## AIM OF THE EXERCISE
Could you put everything in the material from the line containing "data-point <box>425 75 428 78</box>" down to the line containing "data-point <box>153 443 156 446</box>", both of those lines included, into a numbered list with blank lines left out?

──────── INPUT DATA

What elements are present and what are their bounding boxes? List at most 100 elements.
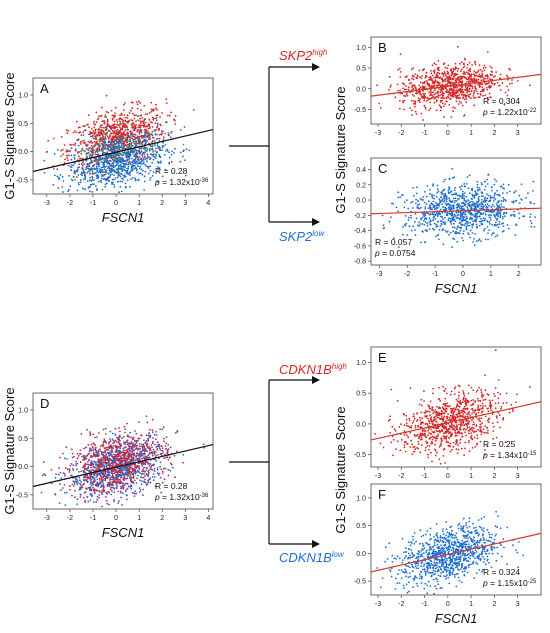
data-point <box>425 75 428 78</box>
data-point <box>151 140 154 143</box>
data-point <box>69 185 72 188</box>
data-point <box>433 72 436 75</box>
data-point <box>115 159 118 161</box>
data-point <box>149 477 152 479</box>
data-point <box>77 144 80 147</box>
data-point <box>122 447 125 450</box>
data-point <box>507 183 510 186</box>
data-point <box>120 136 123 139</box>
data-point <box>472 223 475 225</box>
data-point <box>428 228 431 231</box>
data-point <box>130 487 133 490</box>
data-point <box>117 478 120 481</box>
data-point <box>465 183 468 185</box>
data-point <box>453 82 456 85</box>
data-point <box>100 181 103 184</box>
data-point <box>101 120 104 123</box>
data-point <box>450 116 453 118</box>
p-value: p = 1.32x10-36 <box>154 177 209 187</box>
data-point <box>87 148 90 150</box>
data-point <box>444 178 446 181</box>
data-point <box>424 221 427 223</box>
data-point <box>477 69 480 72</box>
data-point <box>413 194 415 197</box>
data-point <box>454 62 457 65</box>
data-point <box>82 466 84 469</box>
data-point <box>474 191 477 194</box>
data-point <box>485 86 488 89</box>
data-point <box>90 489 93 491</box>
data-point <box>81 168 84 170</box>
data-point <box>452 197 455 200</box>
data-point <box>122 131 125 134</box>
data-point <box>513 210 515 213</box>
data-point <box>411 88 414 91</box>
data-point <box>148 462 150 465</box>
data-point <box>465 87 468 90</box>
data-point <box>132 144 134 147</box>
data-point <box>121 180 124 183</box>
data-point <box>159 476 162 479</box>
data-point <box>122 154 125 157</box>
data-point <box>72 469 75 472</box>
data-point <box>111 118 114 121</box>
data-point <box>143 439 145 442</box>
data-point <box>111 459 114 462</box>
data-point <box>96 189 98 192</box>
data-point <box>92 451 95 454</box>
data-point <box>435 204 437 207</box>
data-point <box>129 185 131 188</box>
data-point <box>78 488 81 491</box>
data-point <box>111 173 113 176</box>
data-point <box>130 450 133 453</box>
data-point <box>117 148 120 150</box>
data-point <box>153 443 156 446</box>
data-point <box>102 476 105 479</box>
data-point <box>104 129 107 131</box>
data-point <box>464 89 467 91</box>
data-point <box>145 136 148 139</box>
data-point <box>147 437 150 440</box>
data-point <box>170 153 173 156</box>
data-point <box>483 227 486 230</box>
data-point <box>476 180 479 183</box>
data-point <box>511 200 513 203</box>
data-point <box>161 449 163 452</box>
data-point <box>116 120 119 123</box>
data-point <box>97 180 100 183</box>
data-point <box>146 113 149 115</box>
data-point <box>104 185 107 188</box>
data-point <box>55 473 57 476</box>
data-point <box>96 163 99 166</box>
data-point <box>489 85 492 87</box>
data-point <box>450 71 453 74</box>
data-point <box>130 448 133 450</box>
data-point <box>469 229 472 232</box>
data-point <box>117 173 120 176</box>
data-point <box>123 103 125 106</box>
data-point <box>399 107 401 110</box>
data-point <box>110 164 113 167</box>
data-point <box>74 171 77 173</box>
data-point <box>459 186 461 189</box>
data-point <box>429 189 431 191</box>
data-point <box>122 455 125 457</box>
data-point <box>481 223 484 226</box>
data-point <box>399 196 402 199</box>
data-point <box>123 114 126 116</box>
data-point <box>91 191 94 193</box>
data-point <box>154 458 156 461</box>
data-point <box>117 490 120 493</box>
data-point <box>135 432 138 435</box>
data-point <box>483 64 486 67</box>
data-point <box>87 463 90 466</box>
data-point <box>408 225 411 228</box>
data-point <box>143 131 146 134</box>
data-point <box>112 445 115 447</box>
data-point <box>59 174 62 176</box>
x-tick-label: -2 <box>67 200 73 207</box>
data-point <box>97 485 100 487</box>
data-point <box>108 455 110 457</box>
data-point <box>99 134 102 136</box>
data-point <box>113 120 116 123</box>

────────────────

## ANSWER IN FULL
1. data-point <box>425 75 428 78</box>
2. data-point <box>151 140 154 143</box>
3. data-point <box>69 185 72 188</box>
4. data-point <box>433 72 436 75</box>
5. data-point <box>115 159 118 161</box>
6. data-point <box>149 477 152 479</box>
7. data-point <box>77 144 80 147</box>
8. data-point <box>122 447 125 450</box>
9. data-point <box>507 183 510 186</box>
10. data-point <box>120 136 123 139</box>
11. data-point <box>472 223 475 225</box>
12. data-point <box>428 228 431 231</box>
13. data-point <box>130 487 133 490</box>
14. data-point <box>117 478 120 481</box>
15. data-point <box>465 183 468 185</box>
16. data-point <box>453 82 456 85</box>
17. data-point <box>100 181 103 184</box>
18. data-point <box>101 120 104 123</box>
19. data-point <box>450 116 453 118</box>
20. p-value: p = 1.32x10-36 <box>154 177 209 187</box>
21. data-point <box>87 148 90 150</box>
22. data-point <box>444 178 446 181</box>
23. data-point <box>424 221 427 223</box>
24. data-point <box>477 69 480 72</box>
25. data-point <box>413 194 415 197</box>
26. data-point <box>454 62 457 65</box>
27. data-point <box>82 466 84 469</box>
28. data-point <box>474 191 477 194</box>
29. data-point <box>485 86 488 89</box>
30. data-point <box>90 489 93 491</box>
31. data-point <box>81 168 84 170</box>
32. data-point <box>452 197 455 200</box>
33. data-point <box>122 131 125 134</box>
34. data-point <box>513 210 515 213</box>
35. data-point <box>411 88 414 91</box>
36. data-point <box>148 462 150 465</box>
37. data-point <box>465 87 468 90</box>
38. data-point <box>132 144 134 147</box>
39. data-point <box>121 180 124 183</box>
40. data-point <box>159 476 162 479</box>
41. data-point <box>122 154 125 157</box>
42. data-point <box>72 469 75 472</box>
43. data-point <box>111 118 114 121</box>
44. data-point <box>143 439 145 442</box>
45. data-point <box>111 459 114 462</box>
46. data-point <box>96 189 98 192</box>
47. data-point <box>92 451 95 454</box>
48. data-point <box>435 204 437 207</box>
49. data-point <box>129 185 131 188</box>
50. data-point <box>78 488 81 491</box>
51. data-point <box>111 173 113 176</box>
52. data-point <box>130 450 133 453</box>
53. data-point <box>117 148 120 150</box>
54. data-point <box>153 443 156 446</box>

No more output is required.